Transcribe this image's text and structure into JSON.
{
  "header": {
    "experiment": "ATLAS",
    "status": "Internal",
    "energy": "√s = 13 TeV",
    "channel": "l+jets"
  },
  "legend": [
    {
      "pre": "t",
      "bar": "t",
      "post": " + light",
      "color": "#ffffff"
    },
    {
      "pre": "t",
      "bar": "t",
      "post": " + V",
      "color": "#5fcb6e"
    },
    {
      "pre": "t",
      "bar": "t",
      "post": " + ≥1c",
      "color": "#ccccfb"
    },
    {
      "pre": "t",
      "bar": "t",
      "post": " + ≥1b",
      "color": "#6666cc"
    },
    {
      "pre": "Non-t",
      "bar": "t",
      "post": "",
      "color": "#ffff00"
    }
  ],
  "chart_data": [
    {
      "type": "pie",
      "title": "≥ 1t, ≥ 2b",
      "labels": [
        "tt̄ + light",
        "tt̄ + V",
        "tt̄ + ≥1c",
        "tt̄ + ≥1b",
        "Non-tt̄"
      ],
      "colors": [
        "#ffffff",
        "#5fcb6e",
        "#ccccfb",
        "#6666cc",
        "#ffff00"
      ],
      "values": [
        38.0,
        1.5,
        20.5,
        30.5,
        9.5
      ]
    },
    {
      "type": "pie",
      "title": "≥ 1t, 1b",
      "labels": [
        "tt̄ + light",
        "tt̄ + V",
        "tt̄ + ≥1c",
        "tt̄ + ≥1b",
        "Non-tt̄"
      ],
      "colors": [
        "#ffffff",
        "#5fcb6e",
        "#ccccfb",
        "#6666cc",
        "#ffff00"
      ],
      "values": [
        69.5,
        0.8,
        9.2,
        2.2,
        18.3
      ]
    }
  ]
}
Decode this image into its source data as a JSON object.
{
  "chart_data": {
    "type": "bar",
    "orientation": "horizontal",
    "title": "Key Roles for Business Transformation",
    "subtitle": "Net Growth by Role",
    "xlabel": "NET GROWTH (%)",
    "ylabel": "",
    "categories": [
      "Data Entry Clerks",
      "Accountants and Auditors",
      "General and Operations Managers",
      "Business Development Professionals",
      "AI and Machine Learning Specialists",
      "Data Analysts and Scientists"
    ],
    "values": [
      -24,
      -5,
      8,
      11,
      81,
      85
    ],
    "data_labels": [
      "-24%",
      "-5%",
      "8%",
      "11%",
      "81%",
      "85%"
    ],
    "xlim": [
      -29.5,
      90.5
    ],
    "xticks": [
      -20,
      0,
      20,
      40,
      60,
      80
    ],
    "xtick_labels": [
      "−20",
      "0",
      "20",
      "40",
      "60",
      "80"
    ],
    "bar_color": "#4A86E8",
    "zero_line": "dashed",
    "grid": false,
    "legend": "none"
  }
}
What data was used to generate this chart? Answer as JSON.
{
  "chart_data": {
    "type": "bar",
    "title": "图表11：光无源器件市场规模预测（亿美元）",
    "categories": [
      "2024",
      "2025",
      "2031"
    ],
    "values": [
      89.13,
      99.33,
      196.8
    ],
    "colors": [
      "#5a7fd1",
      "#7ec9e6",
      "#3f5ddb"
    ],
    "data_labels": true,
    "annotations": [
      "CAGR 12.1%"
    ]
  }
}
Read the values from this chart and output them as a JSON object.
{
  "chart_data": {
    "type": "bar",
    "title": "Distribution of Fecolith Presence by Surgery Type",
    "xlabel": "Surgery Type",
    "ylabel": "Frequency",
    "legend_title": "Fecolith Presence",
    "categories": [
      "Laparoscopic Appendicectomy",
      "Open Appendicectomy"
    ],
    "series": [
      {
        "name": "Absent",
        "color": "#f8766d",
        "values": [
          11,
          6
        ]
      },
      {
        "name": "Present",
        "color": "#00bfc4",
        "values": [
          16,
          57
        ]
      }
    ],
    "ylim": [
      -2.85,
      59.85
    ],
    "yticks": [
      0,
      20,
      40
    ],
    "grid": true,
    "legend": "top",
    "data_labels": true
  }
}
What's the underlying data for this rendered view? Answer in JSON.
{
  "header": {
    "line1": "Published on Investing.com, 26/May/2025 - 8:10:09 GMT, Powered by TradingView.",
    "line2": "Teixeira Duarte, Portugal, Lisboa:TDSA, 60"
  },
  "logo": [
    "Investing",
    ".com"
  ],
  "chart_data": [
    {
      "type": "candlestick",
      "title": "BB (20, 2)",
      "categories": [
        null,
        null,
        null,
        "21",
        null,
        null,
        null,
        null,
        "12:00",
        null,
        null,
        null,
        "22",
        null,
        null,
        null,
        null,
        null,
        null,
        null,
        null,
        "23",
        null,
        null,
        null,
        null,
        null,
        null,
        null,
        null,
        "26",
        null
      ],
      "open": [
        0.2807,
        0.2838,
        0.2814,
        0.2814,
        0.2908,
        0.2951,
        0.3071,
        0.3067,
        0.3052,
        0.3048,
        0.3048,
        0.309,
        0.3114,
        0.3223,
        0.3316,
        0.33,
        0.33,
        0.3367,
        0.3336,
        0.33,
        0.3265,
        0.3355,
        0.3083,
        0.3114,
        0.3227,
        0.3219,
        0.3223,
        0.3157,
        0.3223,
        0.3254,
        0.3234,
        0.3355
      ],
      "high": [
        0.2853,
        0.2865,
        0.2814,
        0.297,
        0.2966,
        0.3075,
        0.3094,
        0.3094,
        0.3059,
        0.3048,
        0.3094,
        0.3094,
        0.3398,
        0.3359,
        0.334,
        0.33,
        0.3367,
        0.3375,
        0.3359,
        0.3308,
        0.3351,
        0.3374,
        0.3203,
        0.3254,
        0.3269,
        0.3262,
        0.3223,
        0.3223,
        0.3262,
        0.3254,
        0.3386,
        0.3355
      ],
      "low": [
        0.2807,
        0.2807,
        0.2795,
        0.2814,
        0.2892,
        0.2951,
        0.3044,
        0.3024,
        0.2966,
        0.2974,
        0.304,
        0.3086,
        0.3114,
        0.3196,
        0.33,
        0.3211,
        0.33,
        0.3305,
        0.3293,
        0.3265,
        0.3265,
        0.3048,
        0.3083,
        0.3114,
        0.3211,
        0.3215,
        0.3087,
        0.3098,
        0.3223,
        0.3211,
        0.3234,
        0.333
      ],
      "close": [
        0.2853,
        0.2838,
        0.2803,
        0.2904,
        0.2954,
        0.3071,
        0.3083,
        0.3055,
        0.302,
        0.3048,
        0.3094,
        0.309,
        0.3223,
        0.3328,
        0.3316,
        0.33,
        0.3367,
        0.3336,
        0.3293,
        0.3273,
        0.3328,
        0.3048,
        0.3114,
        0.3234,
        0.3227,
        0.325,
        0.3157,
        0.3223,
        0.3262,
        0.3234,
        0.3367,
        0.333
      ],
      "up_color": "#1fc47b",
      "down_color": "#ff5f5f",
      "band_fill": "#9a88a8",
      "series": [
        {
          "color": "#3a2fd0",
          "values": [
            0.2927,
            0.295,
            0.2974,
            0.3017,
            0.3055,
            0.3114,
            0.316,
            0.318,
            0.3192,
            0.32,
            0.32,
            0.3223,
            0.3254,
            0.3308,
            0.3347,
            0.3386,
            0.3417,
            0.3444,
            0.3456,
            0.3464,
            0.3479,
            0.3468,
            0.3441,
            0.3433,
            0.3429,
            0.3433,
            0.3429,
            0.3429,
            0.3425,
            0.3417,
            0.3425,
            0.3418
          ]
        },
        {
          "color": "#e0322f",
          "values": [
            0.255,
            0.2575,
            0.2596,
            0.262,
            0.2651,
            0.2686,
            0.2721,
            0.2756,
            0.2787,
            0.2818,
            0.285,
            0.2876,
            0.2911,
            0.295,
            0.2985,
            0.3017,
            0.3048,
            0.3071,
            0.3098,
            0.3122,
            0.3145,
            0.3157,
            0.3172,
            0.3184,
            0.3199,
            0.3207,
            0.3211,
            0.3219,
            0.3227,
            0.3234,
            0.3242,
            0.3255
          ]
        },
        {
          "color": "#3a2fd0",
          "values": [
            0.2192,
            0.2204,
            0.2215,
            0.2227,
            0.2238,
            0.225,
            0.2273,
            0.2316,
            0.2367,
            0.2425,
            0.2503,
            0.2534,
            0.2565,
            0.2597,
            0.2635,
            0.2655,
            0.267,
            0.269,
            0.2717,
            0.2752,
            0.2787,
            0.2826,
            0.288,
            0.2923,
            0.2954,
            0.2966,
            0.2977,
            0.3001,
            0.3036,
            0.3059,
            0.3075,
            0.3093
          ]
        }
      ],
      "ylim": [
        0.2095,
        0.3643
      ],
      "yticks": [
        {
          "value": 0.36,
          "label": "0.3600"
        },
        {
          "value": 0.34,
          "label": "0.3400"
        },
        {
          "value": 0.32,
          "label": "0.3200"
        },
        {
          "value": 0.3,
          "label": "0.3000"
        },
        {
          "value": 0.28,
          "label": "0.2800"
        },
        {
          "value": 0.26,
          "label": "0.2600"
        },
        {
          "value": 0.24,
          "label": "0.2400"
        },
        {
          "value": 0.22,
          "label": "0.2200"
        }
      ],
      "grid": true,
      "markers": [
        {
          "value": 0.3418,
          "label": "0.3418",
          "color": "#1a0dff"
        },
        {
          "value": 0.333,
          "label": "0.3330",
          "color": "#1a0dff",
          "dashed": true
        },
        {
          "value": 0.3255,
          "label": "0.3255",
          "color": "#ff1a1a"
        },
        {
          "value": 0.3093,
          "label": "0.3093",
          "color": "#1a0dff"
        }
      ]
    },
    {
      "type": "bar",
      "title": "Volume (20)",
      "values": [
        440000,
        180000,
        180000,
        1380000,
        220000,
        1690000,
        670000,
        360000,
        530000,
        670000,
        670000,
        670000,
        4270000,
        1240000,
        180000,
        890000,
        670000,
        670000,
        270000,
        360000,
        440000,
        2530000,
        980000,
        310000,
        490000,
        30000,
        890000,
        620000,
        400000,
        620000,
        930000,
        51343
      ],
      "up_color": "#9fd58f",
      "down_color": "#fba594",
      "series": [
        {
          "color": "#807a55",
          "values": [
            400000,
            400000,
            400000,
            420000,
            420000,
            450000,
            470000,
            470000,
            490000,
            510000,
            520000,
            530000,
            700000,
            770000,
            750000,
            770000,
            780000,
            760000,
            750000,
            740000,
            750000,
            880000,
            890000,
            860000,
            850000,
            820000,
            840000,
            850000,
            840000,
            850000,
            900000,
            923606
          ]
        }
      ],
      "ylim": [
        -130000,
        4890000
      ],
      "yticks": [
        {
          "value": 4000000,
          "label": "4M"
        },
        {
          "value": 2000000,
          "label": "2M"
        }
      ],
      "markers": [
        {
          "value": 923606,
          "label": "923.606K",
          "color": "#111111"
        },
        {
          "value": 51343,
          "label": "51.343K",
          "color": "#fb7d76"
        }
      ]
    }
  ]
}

AIM OF THE EXERCISE.
From the data above, pick out each line containing "What" and copy it.

COMPLETE RESPONSE.
What data was used to generate this chart? Answer as JSON.
What's the underlying data for this rendered view? Answer in JSON.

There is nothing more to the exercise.